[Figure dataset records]
____

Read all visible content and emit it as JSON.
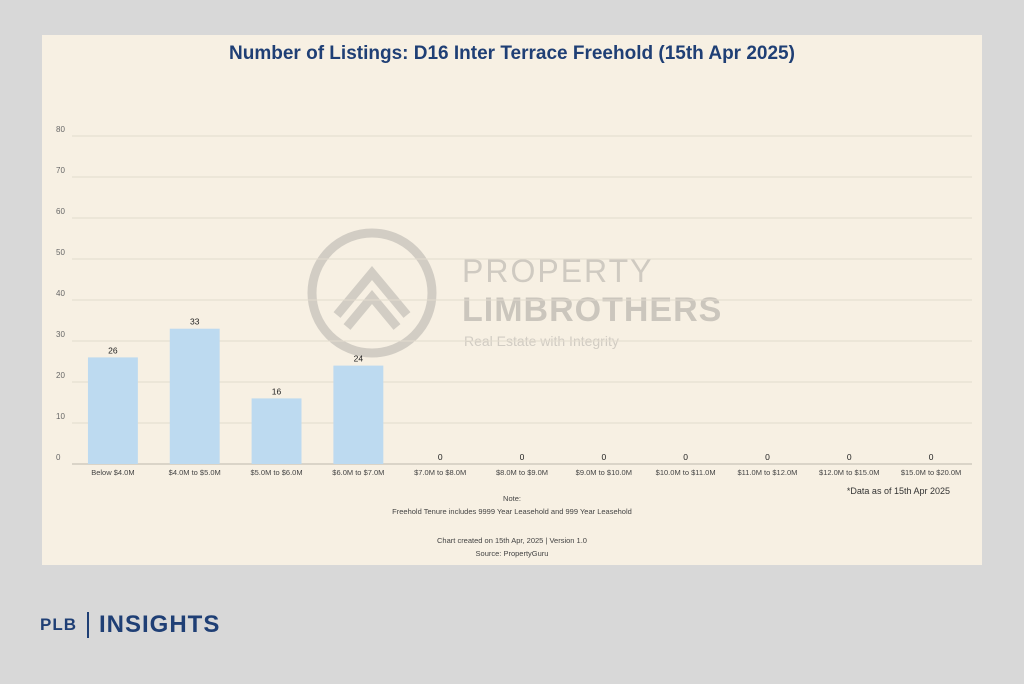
{
  "chart_data": {
    "type": "bar",
    "title": "Number of Listings: D16 Inter Terrace Freehold (15th Apr 2025)",
    "categories": [
      "Below $4.0M",
      "$4.0M to $5.0M",
      "$5.0M to $6.0M",
      "$6.0M to $7.0M",
      "$7.0M to $8.0M",
      "$8.0M to $9.0M",
      "$9.0M to $10.0M",
      "$10.0M to $11.0M",
      "$11.0M to $12.0M",
      "$12.0M to $15.0M",
      "$15.0M to $20.0M"
    ],
    "values": [
      26,
      33,
      16,
      24,
      0,
      0,
      0,
      0,
      0,
      0,
      0
    ],
    "ylim": [
      0,
      80
    ],
    "yticks": [
      0,
      10,
      20,
      30,
      40,
      50,
      60,
      70,
      80
    ],
    "grid": true,
    "bar_color": "#bddaf0"
  },
  "watermark": {
    "line1": "PROPERTY",
    "line2": "LIMBROTHERS",
    "line3": "Real Estate with Integrity"
  },
  "annotations": {
    "as_of": "*Data as of 15th Apr 2025",
    "note_label": "Note:",
    "note_text": "Freehold Tenure includes 9999 Year Leasehold and 999 Year Leasehold",
    "created": "Chart created on 15th Apr, 2025 | Version 1.0",
    "source": "Source: PropertyGuru"
  },
  "brand": {
    "left": "PLB",
    "right": "INSIGHTS",
    "color": "#1f3f75"
  }
}
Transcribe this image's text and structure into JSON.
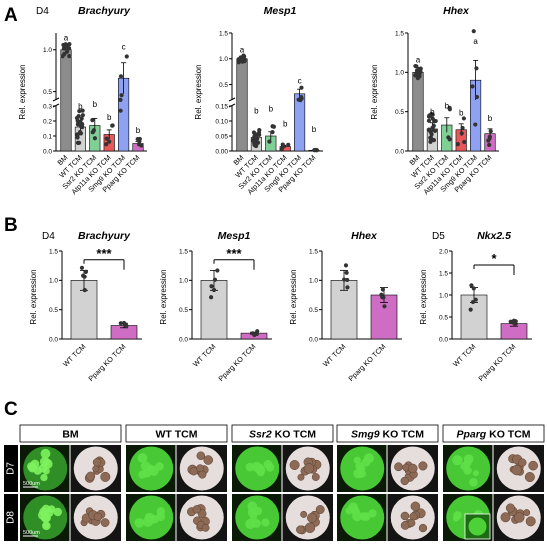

____

_WHAT YOU NEED TO DO_
Among the lines of the listing, how many hold the string "Freehold"? Respond with only the number.

_COMPLETED TASK_
2